GIVEN TASK: Copy out each line in the material below that has the word "Player".

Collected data
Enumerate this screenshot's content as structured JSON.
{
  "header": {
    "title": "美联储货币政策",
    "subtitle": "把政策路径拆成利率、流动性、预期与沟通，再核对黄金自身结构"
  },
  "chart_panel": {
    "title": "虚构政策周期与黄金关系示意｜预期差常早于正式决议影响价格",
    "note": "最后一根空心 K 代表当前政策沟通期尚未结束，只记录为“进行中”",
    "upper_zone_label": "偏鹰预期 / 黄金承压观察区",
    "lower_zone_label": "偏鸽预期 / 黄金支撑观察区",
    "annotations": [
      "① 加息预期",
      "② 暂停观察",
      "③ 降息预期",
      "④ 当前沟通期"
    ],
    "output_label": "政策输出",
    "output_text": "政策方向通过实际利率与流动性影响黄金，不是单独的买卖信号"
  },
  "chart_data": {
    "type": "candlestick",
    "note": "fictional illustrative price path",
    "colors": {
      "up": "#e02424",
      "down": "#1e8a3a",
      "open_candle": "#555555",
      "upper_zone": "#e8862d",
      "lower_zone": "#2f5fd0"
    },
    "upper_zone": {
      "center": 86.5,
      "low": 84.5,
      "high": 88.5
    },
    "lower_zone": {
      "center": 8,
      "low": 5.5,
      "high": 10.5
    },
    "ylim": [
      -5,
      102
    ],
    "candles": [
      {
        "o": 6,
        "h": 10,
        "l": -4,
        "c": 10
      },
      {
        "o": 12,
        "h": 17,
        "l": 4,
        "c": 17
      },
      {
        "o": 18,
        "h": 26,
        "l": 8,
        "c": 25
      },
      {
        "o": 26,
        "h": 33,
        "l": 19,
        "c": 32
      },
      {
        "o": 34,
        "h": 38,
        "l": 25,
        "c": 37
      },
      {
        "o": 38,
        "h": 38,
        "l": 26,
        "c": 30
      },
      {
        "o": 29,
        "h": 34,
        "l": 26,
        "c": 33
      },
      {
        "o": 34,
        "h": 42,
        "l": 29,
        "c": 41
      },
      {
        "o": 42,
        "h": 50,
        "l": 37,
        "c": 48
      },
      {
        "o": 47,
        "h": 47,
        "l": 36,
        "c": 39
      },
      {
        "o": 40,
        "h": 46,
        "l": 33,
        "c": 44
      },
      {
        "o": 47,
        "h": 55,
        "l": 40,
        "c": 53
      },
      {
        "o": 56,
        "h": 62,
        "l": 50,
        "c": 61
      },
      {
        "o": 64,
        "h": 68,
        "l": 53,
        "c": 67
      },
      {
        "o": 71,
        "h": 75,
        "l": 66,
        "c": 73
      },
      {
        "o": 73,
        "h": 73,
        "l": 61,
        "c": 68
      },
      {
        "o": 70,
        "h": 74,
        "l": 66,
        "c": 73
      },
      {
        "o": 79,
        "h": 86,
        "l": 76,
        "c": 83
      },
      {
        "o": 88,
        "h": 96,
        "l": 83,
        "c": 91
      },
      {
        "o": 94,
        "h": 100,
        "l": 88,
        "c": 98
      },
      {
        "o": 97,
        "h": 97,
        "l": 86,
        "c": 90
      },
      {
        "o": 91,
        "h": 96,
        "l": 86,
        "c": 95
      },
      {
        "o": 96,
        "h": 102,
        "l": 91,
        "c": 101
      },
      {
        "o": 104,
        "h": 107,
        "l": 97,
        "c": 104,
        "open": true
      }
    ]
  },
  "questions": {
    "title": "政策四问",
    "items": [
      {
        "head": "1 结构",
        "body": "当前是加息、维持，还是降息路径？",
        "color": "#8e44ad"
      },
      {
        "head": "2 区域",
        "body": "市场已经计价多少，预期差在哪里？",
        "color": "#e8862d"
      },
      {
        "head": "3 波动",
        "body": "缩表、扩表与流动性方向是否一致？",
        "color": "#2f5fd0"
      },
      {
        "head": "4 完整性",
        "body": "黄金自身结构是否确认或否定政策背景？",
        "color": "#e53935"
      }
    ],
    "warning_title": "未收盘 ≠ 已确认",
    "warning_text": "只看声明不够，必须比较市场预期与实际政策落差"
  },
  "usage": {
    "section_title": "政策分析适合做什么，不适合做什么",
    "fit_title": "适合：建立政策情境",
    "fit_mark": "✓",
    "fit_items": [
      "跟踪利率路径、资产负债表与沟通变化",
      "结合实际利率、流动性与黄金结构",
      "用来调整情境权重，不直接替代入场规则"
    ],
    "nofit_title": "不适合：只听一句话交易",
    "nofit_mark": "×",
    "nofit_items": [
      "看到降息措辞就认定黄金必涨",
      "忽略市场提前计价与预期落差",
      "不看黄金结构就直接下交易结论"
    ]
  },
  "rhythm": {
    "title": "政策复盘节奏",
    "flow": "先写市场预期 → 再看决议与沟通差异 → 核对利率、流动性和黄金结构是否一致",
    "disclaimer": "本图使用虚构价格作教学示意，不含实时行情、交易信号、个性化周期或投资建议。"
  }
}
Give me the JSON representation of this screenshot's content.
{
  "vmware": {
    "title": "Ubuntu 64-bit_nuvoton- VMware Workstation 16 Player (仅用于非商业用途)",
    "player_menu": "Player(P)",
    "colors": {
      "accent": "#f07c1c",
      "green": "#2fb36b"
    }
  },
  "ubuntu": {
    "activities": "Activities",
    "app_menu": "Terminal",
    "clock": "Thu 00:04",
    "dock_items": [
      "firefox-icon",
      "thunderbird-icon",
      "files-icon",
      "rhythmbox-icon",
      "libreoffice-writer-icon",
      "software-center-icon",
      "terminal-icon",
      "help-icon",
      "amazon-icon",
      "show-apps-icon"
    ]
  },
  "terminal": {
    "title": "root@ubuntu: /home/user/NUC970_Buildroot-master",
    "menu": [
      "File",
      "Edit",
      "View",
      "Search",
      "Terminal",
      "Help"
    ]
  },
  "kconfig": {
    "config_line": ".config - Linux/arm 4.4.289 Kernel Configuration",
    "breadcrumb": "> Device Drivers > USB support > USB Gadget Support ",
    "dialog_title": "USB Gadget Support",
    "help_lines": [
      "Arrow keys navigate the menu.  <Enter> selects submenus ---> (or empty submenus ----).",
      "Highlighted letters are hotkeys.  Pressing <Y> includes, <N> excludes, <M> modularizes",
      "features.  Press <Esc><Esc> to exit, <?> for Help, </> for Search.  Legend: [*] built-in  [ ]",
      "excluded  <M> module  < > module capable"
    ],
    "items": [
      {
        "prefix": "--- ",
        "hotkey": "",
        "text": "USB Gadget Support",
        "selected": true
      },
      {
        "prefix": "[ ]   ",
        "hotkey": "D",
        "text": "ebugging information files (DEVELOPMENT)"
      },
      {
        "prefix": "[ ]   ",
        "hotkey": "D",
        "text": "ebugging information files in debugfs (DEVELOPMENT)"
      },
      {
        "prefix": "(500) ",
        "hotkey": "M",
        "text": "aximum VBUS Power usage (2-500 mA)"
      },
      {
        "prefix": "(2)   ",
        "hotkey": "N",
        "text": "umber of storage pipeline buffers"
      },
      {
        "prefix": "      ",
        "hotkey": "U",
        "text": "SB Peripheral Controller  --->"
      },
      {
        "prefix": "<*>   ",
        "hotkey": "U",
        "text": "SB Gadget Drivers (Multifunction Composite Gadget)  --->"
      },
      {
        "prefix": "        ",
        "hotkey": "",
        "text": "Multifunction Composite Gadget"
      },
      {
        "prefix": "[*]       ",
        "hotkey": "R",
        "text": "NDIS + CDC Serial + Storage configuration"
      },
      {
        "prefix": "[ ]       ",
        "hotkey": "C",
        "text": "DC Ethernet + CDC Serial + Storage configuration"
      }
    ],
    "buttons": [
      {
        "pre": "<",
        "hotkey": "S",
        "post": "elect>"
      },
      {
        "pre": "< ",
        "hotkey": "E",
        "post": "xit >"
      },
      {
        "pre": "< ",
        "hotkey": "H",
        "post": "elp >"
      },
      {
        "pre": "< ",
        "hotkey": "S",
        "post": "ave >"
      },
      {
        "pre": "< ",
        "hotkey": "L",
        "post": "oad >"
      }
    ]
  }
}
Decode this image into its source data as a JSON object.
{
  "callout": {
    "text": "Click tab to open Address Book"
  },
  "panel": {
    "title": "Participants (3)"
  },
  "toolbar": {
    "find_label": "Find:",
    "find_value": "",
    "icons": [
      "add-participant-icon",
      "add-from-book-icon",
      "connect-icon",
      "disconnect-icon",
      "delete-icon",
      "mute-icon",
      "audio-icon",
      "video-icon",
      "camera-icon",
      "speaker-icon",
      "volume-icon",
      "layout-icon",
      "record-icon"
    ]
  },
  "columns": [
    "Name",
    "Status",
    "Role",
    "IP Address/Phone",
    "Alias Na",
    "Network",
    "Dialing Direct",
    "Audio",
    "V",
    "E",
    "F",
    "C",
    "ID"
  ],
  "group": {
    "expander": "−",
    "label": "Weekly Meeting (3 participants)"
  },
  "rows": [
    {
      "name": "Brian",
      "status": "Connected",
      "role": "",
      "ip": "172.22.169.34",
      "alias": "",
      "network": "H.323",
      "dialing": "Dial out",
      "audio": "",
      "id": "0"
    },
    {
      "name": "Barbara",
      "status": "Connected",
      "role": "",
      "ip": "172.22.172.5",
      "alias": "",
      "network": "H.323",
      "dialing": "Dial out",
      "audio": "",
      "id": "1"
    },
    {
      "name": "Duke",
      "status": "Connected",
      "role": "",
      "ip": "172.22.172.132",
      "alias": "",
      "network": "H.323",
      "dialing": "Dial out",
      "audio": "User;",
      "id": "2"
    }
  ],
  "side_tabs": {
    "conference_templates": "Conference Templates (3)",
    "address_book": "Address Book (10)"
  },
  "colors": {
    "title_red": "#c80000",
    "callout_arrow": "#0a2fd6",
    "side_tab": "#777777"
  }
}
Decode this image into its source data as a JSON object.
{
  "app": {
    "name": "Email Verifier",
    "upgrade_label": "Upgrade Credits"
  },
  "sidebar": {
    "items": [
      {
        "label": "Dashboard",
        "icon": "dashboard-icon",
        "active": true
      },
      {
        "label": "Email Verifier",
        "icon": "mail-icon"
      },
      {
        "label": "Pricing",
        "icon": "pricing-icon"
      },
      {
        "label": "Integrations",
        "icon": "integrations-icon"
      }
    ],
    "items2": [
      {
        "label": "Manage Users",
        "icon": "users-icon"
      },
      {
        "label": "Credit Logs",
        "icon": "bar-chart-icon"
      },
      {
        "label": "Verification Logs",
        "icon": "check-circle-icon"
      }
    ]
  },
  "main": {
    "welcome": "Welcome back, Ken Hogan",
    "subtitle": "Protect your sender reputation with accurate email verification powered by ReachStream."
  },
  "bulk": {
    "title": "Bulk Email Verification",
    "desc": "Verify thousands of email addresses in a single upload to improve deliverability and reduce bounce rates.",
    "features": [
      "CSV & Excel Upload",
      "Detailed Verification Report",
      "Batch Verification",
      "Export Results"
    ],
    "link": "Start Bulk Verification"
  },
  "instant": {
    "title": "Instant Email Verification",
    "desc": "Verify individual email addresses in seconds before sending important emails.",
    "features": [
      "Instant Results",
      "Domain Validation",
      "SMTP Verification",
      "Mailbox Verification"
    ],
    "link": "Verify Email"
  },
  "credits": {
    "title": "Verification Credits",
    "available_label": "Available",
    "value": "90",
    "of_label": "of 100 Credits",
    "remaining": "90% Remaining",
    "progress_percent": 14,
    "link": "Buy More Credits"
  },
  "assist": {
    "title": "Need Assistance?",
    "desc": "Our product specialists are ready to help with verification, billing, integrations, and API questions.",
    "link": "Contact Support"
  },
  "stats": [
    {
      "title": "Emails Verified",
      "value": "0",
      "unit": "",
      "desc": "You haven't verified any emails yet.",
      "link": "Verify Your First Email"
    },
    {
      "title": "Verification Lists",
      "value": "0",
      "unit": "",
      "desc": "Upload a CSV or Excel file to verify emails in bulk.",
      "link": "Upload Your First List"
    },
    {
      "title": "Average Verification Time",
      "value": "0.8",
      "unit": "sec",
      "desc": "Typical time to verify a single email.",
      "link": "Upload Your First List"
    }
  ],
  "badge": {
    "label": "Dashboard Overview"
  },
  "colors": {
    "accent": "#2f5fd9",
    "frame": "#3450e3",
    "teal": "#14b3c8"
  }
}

WORKED ANSWER:
    "title": "Ubuntu 64-bit_nuvoton- VMware Workstation 16 Player (仅用于非商业用途)",
    "player_menu": "Player(P)",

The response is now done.